▶ _Brief_
In the listing below, locate the lines bearing the word "Feature". Copy every one of them.

** Start of Records for the task **

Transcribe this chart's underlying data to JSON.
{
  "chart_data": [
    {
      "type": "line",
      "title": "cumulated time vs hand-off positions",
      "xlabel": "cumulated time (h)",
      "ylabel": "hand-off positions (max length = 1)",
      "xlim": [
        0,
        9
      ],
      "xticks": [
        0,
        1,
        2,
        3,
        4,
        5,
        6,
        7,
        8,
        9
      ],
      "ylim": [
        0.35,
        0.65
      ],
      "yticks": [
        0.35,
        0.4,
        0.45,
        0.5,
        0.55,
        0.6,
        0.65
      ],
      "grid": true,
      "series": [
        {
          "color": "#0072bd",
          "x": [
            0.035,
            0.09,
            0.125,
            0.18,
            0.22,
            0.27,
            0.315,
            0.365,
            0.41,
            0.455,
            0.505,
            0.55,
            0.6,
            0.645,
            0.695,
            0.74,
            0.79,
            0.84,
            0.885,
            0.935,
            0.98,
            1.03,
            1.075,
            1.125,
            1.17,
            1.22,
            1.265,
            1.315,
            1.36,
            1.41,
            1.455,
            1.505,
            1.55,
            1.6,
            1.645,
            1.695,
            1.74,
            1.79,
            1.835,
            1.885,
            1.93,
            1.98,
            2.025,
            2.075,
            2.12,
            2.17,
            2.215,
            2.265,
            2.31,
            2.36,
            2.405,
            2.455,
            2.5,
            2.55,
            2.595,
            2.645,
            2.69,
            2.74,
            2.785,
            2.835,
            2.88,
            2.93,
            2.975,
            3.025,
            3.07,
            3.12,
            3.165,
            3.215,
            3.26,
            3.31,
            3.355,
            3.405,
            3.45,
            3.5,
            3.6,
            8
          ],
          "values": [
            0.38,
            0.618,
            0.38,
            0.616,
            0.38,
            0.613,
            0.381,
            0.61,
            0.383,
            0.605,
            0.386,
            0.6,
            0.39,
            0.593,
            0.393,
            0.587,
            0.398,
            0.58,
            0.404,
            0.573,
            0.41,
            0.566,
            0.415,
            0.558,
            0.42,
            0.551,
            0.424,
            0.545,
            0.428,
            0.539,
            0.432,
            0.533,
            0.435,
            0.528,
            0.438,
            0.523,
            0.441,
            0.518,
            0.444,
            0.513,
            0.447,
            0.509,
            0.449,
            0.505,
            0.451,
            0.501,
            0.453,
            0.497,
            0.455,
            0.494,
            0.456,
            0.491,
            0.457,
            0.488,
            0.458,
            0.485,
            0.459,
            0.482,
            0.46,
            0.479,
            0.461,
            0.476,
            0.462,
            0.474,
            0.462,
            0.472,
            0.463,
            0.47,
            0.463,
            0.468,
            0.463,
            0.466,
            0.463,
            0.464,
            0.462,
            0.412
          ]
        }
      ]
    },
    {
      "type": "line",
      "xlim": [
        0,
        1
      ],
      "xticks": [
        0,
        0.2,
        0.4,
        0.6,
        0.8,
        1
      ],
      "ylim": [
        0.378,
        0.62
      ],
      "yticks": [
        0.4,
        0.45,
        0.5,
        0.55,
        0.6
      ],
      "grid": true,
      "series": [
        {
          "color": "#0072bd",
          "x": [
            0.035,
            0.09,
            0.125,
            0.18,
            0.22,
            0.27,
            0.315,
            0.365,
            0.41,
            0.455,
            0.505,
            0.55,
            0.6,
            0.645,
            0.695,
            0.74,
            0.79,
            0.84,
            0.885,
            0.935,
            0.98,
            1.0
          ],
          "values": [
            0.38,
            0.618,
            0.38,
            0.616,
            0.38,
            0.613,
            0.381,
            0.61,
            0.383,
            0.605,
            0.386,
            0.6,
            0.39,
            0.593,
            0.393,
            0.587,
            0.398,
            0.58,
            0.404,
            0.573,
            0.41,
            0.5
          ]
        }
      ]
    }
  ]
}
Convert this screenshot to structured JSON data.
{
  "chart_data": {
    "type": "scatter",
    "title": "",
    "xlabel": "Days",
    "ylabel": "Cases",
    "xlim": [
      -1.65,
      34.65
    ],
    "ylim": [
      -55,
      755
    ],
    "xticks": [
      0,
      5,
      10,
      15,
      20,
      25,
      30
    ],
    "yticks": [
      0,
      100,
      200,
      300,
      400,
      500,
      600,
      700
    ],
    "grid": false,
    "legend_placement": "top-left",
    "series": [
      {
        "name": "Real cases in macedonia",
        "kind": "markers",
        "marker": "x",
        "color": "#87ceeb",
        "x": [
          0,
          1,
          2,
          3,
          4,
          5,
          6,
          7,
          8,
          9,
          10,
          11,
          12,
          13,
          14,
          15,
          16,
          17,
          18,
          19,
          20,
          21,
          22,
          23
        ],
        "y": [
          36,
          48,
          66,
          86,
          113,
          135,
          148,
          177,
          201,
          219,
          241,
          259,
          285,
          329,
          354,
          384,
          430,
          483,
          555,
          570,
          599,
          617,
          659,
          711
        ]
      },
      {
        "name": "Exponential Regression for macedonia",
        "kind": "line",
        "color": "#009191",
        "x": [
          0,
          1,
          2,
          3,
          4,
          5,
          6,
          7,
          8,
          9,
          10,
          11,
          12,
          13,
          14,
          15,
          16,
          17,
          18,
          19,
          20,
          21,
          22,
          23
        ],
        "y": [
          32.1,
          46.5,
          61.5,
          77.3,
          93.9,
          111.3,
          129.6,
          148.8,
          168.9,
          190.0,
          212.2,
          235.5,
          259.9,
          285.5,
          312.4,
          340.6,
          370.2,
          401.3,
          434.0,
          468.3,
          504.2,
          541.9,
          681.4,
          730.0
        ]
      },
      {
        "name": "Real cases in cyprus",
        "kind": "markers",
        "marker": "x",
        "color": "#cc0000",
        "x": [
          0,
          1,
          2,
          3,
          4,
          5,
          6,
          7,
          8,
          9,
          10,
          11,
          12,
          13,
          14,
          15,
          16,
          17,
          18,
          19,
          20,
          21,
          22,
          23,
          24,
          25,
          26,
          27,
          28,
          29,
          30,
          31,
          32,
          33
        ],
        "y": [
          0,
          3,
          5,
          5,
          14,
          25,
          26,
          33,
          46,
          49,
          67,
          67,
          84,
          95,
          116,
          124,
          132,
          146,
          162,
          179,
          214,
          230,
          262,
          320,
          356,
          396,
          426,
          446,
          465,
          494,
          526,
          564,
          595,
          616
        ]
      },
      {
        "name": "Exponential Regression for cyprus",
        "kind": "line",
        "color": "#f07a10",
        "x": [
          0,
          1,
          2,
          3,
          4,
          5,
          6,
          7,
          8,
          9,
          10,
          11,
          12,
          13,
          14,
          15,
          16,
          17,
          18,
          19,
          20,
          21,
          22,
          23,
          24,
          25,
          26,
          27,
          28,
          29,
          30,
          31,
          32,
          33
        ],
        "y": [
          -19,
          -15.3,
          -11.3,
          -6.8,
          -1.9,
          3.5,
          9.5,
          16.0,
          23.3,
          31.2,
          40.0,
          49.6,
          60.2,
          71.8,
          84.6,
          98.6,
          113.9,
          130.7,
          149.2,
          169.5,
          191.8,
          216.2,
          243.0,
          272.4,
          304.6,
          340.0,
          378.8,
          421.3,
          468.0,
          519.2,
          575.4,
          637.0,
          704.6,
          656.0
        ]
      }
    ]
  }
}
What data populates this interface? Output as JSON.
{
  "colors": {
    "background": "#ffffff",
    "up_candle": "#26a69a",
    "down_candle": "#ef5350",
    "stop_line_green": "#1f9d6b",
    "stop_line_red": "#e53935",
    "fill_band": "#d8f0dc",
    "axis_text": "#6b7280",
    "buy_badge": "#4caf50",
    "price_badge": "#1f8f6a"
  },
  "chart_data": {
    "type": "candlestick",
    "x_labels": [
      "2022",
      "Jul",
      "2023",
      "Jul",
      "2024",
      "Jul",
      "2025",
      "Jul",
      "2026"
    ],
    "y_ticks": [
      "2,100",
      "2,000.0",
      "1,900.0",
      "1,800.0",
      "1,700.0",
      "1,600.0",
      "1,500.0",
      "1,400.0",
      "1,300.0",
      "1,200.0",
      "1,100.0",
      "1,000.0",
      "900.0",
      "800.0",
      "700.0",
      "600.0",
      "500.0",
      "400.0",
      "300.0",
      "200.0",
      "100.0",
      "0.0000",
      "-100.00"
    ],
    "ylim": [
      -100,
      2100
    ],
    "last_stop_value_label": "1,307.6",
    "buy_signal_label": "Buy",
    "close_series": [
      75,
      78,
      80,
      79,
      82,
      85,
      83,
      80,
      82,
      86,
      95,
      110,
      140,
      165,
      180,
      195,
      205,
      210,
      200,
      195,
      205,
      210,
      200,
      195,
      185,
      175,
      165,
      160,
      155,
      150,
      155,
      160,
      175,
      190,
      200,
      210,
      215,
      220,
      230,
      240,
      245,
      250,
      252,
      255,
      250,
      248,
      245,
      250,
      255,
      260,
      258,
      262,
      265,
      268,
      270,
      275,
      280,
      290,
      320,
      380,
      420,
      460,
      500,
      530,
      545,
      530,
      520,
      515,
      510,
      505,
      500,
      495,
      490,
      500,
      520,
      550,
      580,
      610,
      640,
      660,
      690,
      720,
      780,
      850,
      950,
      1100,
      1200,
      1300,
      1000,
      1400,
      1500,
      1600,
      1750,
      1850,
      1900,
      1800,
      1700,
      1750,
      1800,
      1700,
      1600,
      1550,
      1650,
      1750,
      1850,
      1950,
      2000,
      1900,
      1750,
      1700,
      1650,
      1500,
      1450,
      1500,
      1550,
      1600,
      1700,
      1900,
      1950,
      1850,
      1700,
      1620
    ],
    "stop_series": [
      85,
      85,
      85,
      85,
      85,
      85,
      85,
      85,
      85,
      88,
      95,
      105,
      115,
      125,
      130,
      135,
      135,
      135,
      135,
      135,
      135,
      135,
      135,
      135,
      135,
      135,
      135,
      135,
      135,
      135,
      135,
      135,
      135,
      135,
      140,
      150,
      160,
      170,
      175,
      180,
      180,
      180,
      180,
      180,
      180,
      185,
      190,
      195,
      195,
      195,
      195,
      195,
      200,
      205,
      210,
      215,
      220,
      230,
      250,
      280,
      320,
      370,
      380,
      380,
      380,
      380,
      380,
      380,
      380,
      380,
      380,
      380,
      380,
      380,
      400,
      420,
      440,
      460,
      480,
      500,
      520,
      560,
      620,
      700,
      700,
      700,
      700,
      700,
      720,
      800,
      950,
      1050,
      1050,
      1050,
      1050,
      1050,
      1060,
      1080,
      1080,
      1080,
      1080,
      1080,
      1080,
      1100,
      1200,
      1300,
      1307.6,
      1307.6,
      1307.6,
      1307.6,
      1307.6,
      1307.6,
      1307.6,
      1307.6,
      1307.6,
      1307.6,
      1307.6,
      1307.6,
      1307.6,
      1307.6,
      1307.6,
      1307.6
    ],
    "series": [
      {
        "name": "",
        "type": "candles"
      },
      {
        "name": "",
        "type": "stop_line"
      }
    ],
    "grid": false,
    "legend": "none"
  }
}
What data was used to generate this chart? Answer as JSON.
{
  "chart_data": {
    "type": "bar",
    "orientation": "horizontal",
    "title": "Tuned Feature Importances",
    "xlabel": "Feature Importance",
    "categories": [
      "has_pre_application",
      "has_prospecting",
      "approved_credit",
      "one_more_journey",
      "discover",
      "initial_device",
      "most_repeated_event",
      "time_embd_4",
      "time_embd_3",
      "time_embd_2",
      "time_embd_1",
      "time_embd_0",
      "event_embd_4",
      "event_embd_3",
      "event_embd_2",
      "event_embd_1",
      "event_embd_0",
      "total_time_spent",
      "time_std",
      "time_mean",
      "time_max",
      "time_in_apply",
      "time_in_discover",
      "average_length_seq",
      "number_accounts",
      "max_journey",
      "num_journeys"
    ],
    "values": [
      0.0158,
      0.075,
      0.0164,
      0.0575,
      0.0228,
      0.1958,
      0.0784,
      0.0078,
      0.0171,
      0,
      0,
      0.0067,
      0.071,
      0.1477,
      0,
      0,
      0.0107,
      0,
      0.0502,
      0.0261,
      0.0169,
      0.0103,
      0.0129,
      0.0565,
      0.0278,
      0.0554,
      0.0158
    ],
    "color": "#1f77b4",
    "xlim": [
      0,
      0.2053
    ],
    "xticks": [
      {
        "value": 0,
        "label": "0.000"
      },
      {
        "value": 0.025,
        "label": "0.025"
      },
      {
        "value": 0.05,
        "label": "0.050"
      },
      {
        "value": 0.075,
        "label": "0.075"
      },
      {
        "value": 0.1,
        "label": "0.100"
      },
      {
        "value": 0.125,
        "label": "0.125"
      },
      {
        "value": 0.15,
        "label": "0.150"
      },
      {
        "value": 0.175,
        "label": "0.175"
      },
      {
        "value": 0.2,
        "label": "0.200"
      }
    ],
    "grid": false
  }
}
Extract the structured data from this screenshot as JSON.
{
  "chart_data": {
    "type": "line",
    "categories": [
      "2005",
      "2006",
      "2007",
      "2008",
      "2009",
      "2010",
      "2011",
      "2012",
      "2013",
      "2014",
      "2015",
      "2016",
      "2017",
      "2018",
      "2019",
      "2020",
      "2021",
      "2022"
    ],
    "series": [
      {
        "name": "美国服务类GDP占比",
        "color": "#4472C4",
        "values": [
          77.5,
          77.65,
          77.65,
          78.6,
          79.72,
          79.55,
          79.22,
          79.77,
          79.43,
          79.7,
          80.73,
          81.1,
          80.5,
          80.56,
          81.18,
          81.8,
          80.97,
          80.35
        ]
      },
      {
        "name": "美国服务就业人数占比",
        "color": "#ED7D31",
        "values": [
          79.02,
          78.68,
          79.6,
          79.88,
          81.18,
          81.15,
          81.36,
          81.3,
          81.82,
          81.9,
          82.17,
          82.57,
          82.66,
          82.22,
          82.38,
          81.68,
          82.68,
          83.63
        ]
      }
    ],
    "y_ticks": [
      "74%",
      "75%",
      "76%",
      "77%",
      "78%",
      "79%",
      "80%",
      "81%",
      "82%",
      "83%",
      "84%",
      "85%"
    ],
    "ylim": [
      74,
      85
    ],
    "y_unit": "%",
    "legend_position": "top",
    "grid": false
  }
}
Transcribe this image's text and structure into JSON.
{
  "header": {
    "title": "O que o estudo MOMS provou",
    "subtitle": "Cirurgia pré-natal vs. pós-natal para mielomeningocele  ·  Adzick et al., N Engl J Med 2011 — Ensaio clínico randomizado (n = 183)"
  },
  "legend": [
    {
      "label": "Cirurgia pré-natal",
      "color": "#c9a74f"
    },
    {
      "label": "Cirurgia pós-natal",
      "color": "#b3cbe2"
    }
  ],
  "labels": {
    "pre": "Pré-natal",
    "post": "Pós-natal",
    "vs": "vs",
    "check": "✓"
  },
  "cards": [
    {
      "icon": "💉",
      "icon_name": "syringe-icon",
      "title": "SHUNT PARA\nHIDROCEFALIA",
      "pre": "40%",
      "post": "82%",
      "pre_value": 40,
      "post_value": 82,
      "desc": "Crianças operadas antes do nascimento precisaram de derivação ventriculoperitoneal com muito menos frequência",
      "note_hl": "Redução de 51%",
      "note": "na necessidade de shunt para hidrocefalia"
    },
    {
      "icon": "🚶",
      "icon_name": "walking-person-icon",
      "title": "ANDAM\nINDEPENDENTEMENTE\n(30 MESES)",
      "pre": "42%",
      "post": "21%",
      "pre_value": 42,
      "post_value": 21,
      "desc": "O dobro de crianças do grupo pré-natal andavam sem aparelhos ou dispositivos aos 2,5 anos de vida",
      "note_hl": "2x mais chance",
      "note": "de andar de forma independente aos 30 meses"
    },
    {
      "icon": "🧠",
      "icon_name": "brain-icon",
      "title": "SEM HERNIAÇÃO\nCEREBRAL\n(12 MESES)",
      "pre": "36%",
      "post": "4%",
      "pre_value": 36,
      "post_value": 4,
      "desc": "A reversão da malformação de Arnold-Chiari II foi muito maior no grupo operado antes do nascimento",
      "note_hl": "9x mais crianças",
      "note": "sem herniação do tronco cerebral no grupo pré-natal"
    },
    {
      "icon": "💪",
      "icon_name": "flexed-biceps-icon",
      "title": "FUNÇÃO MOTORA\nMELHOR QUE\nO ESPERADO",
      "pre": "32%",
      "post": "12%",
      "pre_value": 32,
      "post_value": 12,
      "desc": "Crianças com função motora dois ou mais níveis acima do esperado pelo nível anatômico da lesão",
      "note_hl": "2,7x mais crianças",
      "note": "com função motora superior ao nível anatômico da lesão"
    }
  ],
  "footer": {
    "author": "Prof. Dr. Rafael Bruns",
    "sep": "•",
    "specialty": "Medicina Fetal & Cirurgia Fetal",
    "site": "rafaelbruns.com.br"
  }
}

** End of Records for the task **

▶ _Correct output_
    "title": "Tuned Feature Importances",
    "xlabel": "Feature Importance",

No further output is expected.